Task instructions:
Write the entries out again exactly as they stand, but without the pictures.

Supplied data:
★ ★ ★
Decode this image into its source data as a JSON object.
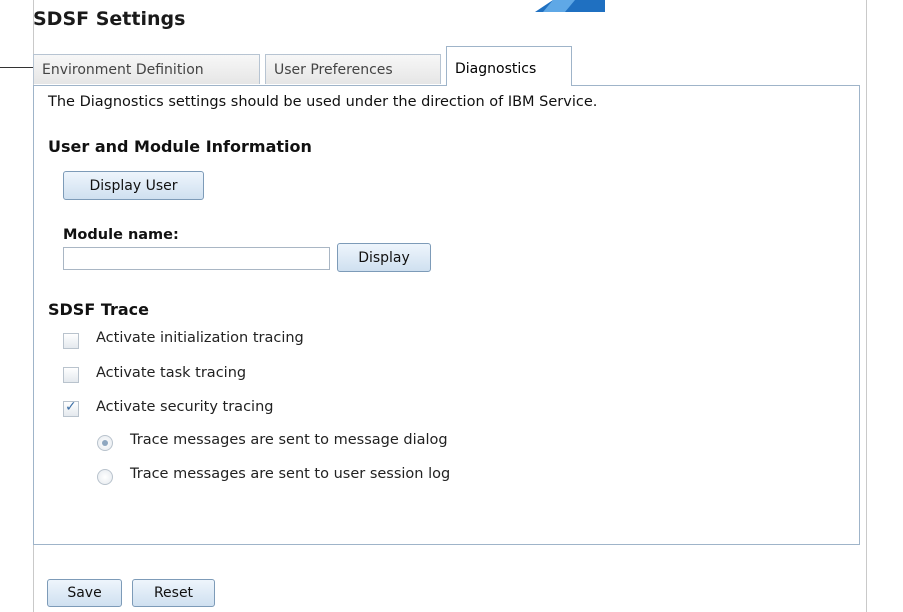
{
  "dialog": {
    "title": "SDSF Settings"
  },
  "tabs": [
    {
      "label": "Environment Definition",
      "active": false
    },
    {
      "label": "User Preferences",
      "active": false
    },
    {
      "label": "Diagnostics",
      "active": true
    }
  ],
  "diagnostics": {
    "note": "The Diagnostics settings should be used under the direction of IBM Service.",
    "user_module": {
      "heading": "User and Module Information",
      "display_user_label": "Display User",
      "module_name_label": "Module name:",
      "module_name_value": "",
      "display_label": "Display"
    },
    "trace": {
      "heading": "SDSF Trace",
      "options": [
        {
          "label": "Activate initialization tracing",
          "checked": false
        },
        {
          "label": "Activate task tracing",
          "checked": false
        },
        {
          "label": "Activate security tracing",
          "checked": true
        }
      ],
      "destinations": [
        {
          "label": "Trace messages are sent to message dialog",
          "selected": true
        },
        {
          "label": "Trace messages are sent to user session log",
          "selected": false
        }
      ]
    }
  },
  "footer": {
    "save_label": "Save",
    "reset_label": "Reset"
  },
  "colors": {
    "accent_blue": "#1f70c1",
    "tab_border": "#9fb4c9",
    "button_fill": "#cfe0f0"
  }
}
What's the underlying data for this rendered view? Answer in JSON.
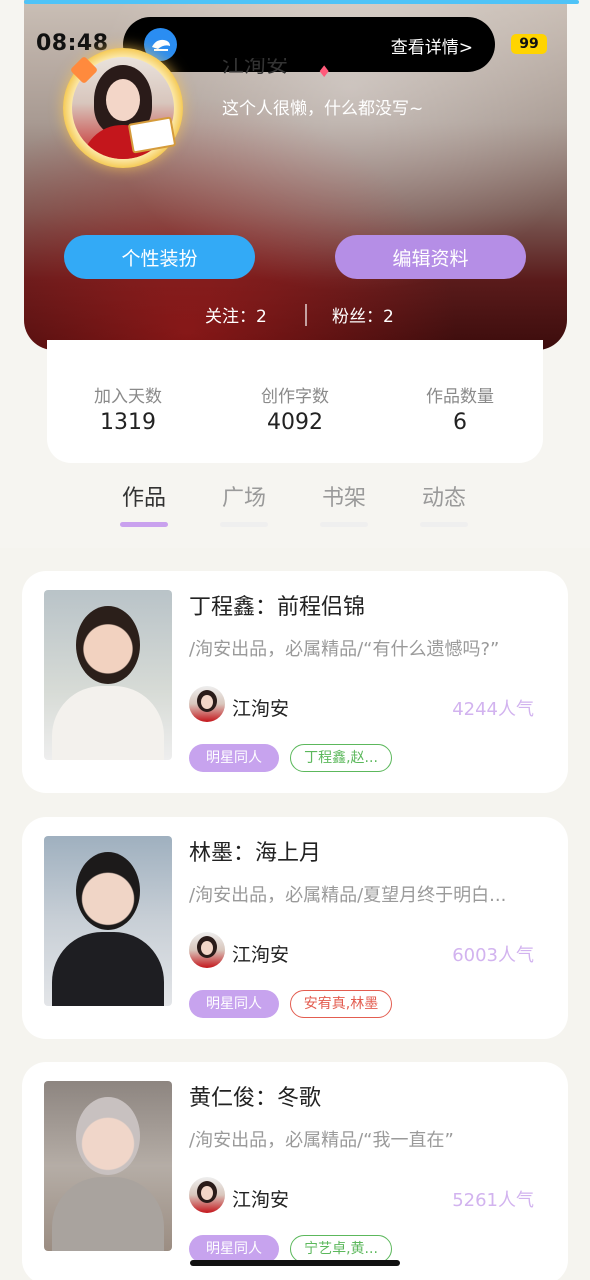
{
  "status": {
    "time": "08:48",
    "battery": "99"
  },
  "island": {
    "link_label": "查看详情>"
  },
  "profile": {
    "name": "江洵安",
    "bio": "这个人很懒，什么都没写~",
    "decorate_button": "个性装扮",
    "edit_button": "编辑资料",
    "follow_text": "关注：2",
    "fans_text": "粉丝：2"
  },
  "stats": [
    {
      "label": "加入天数",
      "value": "1319"
    },
    {
      "label": "创作字数",
      "value": "4092"
    },
    {
      "label": "作品数量",
      "value": "6"
    }
  ],
  "tabs": [
    "作品",
    "广场",
    "书架",
    "动态"
  ],
  "active_tab": 0,
  "works": [
    {
      "title": "丁程鑫：前程侣锦",
      "desc": "/洵安出品，必属精品/“有什么遗憾吗?”",
      "author": "江洵安",
      "popularity": "4244人气",
      "genre": "明星同人",
      "cp": "丁程鑫,赵...",
      "cp_color": "#5cb85c"
    },
    {
      "title": "林墨：海上月",
      "desc": "/洵安出品，必属精品/夏望月终于明白...",
      "author": "江洵安",
      "popularity": "6003人气",
      "genre": "明星同人",
      "cp": "安宥真,林墨",
      "cp_color": "#e35d50"
    },
    {
      "title": "黄仁俊：冬歌",
      "desc": "/洵安出品，必属精品/“我一直在”",
      "author": "江洵安",
      "popularity": "5261人气",
      "genre": "明星同人",
      "cp": "宁艺卓,黄...",
      "cp_color": "#5cb85c"
    }
  ],
  "colors": {
    "accent_purple": "#b58ee6",
    "accent_blue": "#33aaf6",
    "popularity": "#d2b3ef"
  }
}
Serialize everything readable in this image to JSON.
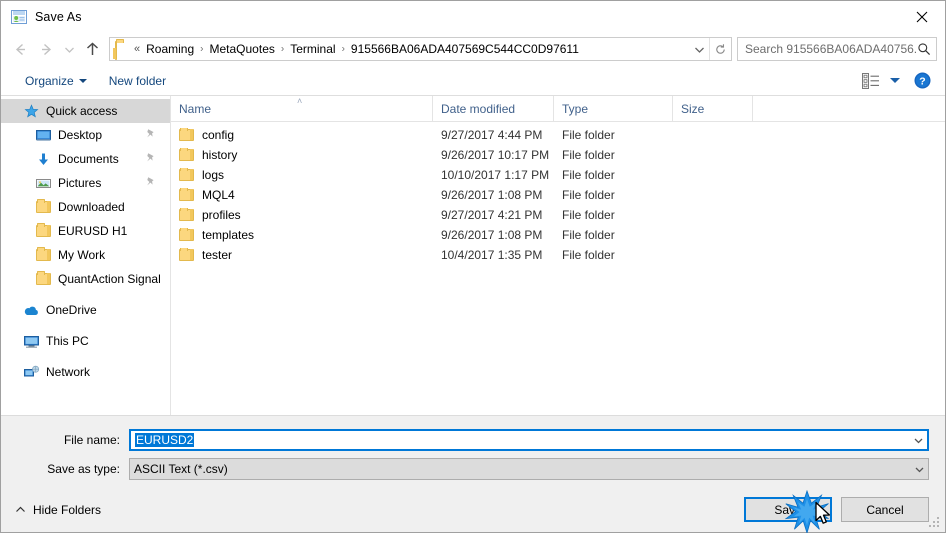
★ ★ ★
Reply:
Decode this image into its source data as a JSON object.
{
  "dialog": {
    "title": "SDSF Settings"
  },
  "tabs": [
    {
      "label": "Environment Definition",
      "active": false
    },
    {
      "label": "User Preferences",
      "active": false
    },
    {
      "label": "Diagnostics",
      "active": true
    }
  ],
  "diagnostics": {
    "note": "The Diagnostics settings should be used under the direction of IBM Service.",
    "user_module": {
      "heading": "User and Module Information",
      "display_user_label": "Display User",
      "module_name_label": "Module name:",
      "module_name_value": "",
      "display_label": "Display"
    },
    "trace": {
      "heading": "SDSF Trace",
      "options": [
        {
          "label": "Activate initialization tracing",
          "checked": false
        },
        {
          "label": "Activate task tracing",
          "checked": false
        },
        {
          "label": "Activate security tracing",
          "checked": true
        }
      ],
      "destinations": [
        {
          "label": "Trace messages are sent to message dialog",
          "selected": true
        },
        {
          "label": "Trace messages are sent to user session log",
          "selected": false
        }
      ]
    }
  },
  "footer": {
    "save_label": "Save",
    "reset_label": "Reset"
  },
  "colors": {
    "accent_blue": "#1f70c1",
    "tab_border": "#9fb4c9",
    "button_fill": "#cfe0f0"
  }
}
What's the underlying data for this rendered view? Answer in JSON.
{
  "status": {
    "time": "08:48",
    "battery": "99"
  },
  "island": {
    "link_label": "查看详情>"
  },
  "profile": {
    "name": "江洵安",
    "bio": "这个人很懒，什么都没写~",
    "decorate_button": "个性装扮",
    "edit_button": "编辑资料",
    "follow_text": "关注：2",
    "fans_text": "粉丝：2"
  },
  "stats": [
    {
      "label": "加入天数",
      "value": "1319"
    },
    {
      "label": "创作字数",
      "value": "4092"
    },
    {
      "label": "作品数量",
      "value": "6"
    }
  ],
  "tabs": [
    "作品",
    "广场",
    "书架",
    "动态"
  ],
  "active_tab": 0,
  "works": [
    {
      "title": "丁程鑫：前程侣锦",
      "desc": "/洵安出品，必属精品/“有什么遗憾吗?”",
      "author": "江洵安",
      "popularity": "4244人气",
      "genre": "明星同人",
      "cp": "丁程鑫,赵...",
      "cp_color": "#5cb85c"
    },
    {
      "title": "林墨：海上月",
      "desc": "/洵安出品，必属精品/夏望月终于明白...",
      "author": "江洵安",
      "popularity": "6003人气",
      "genre": "明星同人",
      "cp": "安宥真,林墨",
      "cp_color": "#e35d50"
    },
    {
      "title": "黄仁俊：冬歌",
      "desc": "/洵安出品，必属精品/“我一直在”",
      "author": "江洵安",
      "popularity": "5261人气",
      "genre": "明星同人",
      "cp": "宁艺卓,黄...",
      "cp_color": "#5cb85c"
    }
  ],
  "colors": {
    "accent_purple": "#b58ee6",
    "accent_blue": "#33aaf6",
    "popularity": "#d2b3ef"
  }
}
Serialize everything readable in this image to JSON.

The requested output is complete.